• **Data shown**

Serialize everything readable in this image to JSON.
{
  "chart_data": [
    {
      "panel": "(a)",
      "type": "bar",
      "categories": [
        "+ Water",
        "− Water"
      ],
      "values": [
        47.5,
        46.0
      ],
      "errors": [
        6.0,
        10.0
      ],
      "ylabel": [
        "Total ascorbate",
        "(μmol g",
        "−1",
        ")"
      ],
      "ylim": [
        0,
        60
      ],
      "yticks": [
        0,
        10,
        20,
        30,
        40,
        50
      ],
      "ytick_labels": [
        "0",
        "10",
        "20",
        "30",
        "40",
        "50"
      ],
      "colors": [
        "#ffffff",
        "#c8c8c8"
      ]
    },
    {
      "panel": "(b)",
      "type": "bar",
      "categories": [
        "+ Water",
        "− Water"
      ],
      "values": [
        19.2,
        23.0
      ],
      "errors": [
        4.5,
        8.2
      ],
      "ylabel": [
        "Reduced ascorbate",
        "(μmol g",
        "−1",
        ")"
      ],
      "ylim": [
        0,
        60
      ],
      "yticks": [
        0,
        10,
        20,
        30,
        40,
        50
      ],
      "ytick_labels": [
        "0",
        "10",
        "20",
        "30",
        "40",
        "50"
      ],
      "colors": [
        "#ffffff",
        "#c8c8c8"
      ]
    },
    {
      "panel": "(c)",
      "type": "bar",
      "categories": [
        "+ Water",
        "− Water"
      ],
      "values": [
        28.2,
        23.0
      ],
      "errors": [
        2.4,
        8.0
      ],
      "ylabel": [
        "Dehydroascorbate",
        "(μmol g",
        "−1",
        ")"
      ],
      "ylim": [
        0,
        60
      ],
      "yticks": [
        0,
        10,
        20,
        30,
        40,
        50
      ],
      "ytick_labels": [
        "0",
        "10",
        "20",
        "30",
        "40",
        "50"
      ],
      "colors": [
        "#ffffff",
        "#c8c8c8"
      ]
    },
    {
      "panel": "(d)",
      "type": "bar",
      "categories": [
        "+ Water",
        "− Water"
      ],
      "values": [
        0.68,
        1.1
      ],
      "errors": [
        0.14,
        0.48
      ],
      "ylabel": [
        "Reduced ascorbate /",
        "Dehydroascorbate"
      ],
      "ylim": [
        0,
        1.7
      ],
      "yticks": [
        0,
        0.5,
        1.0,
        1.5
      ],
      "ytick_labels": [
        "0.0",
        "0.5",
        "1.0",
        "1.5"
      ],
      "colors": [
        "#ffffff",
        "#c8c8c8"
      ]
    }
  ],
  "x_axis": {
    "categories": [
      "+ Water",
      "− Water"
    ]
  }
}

• **Exercise**
In the data above, tally the lines holding "Reduced" and answer with the figure only.

• **Task answer**
2